_TASK INSTRUCTIONS_.
Print exactly the lines from the line with "Extract all readable text from this page." to the last line of the data, please, both included.

_MATERIAL PROVIDED_.
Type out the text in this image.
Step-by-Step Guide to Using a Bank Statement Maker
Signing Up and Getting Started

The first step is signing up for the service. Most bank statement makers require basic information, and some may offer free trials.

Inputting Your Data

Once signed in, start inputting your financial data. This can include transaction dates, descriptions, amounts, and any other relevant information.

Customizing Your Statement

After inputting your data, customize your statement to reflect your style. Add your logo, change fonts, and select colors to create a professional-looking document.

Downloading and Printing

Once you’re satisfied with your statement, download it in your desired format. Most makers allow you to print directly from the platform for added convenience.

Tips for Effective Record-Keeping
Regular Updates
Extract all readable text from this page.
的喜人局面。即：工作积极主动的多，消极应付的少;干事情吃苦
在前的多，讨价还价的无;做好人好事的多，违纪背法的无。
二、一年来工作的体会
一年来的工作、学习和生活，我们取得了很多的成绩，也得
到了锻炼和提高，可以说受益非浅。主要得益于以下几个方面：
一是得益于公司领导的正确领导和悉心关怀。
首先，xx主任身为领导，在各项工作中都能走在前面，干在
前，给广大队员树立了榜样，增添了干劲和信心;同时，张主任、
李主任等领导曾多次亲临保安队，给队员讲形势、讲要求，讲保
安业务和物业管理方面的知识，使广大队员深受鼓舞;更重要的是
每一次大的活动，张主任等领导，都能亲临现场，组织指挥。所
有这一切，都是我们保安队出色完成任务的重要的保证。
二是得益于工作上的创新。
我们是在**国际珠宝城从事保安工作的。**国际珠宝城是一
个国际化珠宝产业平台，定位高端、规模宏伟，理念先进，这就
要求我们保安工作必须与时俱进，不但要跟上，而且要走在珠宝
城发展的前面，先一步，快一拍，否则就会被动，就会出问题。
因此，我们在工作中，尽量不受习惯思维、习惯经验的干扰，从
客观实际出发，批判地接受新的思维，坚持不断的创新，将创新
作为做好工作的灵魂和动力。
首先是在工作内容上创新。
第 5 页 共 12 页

_RESPONSE FOR THIS EXERCISE_.
Extract all readable text from this page.
的喜人局面。即：工作积极主动的多，消极应付的少;干事情吃苦
在前的多，讨价还价的无;做好人好事的多，违纪背法的无。
二、一年来工作的体会
一年来的工作、学习和生活，我们取得了很多的成绩，也得
到了锻炼和提高，可以说受益非浅。主要得益于以下几个方面：
一是得益于公司领导的正确领导和悉心关怀。
首先，xx主任身为领导，在各项工作中都能走在前面，干在
前，给广大队员树立了榜样，增添了干劲和信心;同时，张主任、
李主任等领导曾多次亲临保安队，给队员讲形势、讲要求，讲保
安业务和物业管理方面的知识，使广大队员深受鼓舞;更重要的是
每一次大的活动，张主任等领导，都能亲临现场，组织指挥。所
有这一切，都是我们保安队出色完成任务的重要的保证。
二是得益于工作上的创新。
我们是在**国际珠宝城从事保安工作的。**国际珠宝城是一
个国际化珠宝产业平台，定位高端、规模宏伟，理念先进，这就
要求我们保安工作必须与时俱进，不但要跟上，而且要走在珠宝
城发展的前面，先一步，快一拍，否则就会被动，就会出问题。
因此，我们在工作中，尽量不受习惯思维、习惯经验的干扰，从
客观实际出发，批判地接受新的思维，坚持不断的创新，将创新
作为做好工作的灵魂和动力。
首先是在工作内容上创新。
第 5 页 共 12 页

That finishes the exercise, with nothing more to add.